Pull out all lines from the listing below in which the word "Nicholson" appears.

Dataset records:
## Begin

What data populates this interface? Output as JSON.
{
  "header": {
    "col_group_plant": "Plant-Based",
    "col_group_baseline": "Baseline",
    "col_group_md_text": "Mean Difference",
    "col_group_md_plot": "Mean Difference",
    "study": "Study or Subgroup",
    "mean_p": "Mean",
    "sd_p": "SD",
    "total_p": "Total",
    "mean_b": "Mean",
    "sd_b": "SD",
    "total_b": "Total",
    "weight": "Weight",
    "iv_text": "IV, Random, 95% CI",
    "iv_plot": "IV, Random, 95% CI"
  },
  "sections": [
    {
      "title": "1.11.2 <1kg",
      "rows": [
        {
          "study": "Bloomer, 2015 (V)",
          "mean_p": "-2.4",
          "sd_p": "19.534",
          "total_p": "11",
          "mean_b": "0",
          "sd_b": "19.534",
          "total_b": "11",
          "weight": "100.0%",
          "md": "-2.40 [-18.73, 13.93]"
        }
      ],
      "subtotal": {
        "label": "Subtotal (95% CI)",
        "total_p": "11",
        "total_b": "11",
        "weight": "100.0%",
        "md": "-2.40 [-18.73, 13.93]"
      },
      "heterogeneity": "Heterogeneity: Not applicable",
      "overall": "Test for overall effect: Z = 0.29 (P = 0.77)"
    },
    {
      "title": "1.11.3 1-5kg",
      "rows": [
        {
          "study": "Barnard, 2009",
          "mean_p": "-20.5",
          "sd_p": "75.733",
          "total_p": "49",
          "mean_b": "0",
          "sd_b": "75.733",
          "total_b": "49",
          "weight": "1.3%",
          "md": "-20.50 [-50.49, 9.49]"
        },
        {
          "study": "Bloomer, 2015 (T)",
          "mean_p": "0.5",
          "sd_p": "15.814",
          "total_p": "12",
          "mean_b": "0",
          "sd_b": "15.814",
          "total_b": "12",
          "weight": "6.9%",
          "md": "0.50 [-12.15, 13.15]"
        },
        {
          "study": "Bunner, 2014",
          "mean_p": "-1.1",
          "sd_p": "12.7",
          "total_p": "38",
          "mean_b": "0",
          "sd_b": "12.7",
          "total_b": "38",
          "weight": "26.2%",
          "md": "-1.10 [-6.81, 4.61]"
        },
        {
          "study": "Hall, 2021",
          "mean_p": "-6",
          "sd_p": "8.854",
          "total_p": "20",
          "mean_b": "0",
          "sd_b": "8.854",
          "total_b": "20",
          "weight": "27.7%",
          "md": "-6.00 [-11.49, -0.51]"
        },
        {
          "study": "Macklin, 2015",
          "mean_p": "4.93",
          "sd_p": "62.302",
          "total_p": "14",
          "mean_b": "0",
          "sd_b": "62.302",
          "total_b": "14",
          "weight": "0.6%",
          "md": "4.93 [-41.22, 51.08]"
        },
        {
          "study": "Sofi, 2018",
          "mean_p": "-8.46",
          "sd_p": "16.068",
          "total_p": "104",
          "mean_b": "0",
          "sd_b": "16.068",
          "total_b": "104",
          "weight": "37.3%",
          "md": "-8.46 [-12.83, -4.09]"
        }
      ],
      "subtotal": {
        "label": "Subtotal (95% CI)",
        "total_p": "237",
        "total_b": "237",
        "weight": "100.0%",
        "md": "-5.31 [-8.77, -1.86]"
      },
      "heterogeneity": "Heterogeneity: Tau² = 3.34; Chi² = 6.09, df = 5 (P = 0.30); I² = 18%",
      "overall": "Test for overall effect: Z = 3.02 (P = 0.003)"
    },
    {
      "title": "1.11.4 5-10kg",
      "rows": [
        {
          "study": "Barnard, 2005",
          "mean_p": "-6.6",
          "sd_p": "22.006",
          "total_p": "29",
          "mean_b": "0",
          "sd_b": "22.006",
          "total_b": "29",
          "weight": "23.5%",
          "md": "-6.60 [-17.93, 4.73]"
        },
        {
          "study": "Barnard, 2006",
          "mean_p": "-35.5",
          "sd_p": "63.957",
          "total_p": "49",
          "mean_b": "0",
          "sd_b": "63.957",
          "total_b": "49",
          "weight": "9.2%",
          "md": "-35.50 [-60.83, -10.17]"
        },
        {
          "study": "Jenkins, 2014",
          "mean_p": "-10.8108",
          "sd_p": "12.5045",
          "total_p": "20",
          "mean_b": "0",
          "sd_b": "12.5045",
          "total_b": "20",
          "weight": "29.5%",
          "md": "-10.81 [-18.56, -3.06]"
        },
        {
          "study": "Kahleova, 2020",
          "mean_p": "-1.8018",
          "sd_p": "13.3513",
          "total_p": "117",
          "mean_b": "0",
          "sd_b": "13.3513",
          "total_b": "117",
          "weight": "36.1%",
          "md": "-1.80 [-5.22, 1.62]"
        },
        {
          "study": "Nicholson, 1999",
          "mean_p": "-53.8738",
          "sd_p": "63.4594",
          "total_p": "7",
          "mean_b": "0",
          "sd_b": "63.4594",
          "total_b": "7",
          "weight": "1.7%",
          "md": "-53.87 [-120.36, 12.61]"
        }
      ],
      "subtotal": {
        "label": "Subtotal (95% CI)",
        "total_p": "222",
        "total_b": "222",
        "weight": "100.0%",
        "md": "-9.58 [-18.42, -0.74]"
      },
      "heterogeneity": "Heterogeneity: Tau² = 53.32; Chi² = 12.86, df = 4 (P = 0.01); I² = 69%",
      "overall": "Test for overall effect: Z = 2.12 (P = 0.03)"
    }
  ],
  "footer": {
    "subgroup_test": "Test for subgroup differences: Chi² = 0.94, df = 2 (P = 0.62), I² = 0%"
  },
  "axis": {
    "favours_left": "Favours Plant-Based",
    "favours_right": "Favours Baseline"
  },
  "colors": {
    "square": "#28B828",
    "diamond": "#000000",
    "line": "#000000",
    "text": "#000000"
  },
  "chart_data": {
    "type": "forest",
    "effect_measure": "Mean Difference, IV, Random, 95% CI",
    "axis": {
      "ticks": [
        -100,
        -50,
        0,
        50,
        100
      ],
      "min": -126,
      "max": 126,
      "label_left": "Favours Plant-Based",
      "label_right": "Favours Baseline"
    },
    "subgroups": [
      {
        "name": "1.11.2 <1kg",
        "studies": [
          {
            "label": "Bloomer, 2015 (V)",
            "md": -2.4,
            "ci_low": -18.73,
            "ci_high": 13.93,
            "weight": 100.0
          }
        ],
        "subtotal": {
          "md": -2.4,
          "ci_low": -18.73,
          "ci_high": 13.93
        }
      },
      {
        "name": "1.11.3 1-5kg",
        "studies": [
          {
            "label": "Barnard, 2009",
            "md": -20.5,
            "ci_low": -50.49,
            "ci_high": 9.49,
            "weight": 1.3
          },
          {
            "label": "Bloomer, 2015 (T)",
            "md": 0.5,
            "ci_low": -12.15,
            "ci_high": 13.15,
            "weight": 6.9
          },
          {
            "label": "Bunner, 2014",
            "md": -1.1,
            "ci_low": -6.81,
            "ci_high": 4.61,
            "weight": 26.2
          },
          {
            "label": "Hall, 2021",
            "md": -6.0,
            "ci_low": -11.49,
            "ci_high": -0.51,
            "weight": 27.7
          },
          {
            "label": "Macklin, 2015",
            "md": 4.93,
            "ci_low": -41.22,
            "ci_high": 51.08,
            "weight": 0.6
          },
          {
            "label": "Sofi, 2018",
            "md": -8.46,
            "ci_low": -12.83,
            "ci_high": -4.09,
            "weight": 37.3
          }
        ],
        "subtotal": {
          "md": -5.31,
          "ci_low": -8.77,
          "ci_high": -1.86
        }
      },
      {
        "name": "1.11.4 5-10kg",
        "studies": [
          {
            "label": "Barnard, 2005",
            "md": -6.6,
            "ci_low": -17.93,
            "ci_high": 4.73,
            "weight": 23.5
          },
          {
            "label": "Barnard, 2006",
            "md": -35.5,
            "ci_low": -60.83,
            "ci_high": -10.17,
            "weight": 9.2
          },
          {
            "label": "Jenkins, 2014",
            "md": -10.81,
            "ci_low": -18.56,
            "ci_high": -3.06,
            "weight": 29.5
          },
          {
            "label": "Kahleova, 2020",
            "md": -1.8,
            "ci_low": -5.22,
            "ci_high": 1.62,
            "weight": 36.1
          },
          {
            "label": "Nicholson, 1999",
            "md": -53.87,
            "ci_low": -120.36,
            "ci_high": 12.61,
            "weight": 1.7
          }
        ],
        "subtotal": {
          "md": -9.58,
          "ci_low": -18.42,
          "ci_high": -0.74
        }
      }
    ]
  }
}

## End
## Begin

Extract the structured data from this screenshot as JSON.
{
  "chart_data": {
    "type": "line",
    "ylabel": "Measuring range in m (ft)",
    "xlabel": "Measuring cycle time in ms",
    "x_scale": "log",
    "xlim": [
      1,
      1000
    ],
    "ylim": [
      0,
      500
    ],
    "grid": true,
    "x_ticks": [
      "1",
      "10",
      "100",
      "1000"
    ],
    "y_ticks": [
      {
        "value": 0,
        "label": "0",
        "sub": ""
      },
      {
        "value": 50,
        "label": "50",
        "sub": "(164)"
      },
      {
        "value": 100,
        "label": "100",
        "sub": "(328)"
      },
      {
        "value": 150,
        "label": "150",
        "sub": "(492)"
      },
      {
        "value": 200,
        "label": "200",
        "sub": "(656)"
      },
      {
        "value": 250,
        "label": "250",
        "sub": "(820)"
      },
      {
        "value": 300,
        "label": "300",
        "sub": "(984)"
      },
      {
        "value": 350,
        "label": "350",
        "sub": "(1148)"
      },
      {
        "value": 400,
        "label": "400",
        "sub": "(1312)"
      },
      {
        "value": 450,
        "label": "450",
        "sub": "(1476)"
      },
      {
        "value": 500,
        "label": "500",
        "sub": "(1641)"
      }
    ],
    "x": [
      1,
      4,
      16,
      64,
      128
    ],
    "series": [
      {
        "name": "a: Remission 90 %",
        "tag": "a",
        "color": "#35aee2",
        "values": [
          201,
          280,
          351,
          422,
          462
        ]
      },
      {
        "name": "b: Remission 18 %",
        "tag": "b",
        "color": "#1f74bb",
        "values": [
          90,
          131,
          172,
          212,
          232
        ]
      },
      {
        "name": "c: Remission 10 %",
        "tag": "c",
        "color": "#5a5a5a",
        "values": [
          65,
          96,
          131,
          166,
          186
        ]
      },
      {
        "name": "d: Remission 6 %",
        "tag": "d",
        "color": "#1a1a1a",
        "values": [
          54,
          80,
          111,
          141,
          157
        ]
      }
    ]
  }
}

## End
## Begin

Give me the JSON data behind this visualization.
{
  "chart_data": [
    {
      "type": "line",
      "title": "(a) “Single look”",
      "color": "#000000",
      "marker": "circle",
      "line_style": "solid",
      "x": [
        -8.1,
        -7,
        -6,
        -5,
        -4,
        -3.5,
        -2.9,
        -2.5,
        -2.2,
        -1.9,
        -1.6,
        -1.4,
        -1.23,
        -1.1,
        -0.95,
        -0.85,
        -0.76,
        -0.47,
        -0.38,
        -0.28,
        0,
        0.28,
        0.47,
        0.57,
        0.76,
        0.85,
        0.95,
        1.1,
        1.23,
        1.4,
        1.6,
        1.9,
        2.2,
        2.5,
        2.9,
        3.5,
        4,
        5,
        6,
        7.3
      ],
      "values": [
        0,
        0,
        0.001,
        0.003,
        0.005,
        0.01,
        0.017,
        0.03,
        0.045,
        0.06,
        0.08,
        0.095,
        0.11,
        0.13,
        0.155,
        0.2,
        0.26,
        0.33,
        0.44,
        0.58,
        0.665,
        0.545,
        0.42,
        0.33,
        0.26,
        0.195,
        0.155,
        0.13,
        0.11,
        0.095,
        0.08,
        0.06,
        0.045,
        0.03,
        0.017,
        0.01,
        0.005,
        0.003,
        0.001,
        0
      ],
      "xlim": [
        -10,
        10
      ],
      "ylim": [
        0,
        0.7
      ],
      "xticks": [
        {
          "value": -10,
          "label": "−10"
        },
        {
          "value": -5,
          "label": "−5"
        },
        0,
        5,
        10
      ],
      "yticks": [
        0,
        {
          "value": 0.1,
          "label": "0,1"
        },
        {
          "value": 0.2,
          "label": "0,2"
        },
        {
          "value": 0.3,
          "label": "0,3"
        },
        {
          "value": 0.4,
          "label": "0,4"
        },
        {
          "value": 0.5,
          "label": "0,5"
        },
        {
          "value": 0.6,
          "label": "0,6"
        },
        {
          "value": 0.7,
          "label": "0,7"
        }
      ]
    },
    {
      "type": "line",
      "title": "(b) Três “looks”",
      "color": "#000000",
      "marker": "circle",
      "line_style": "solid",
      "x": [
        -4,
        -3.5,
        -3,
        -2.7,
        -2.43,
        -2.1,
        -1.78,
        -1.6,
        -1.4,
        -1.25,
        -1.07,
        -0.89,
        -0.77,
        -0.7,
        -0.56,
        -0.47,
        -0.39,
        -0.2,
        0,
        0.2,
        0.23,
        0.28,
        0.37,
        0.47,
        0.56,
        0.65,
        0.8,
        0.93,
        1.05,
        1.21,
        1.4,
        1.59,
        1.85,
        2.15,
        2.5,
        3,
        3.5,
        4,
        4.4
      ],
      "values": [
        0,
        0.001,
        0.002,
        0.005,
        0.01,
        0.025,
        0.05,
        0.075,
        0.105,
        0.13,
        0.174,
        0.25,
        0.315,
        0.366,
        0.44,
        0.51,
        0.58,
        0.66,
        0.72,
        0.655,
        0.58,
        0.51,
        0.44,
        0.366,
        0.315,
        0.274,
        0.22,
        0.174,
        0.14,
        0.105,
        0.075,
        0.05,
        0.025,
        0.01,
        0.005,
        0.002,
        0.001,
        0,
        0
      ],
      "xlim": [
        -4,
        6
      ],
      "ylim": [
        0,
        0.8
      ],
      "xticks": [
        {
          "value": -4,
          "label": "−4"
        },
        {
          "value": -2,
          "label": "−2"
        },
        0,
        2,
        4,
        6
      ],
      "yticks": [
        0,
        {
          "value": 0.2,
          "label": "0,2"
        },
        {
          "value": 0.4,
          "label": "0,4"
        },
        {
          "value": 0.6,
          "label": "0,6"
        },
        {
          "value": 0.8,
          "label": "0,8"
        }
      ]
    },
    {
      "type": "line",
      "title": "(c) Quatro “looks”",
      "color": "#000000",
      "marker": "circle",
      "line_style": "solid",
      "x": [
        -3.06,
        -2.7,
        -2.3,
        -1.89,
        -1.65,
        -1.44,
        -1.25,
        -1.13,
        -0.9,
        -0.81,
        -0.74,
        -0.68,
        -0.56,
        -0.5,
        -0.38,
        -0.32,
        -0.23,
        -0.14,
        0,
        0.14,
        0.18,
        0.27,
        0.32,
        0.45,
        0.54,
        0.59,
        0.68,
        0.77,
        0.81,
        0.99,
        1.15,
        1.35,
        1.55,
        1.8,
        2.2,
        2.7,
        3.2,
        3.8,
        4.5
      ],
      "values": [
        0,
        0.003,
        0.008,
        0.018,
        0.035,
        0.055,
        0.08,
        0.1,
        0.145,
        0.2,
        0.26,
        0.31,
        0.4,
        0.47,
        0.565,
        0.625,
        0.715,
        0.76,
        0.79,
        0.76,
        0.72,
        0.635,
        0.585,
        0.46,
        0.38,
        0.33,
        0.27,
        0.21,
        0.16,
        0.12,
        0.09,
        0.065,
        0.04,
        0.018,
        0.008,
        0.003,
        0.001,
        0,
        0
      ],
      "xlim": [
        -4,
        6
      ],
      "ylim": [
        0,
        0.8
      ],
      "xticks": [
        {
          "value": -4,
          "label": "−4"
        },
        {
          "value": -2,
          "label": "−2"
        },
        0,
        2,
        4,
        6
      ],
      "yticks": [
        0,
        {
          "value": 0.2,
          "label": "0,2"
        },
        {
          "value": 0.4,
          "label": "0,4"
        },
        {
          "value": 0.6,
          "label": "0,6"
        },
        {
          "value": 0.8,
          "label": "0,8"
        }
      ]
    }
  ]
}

## End

Answer in full:
          "study": "Nicholson, 1999",
            "label": "Nicholson, 1999",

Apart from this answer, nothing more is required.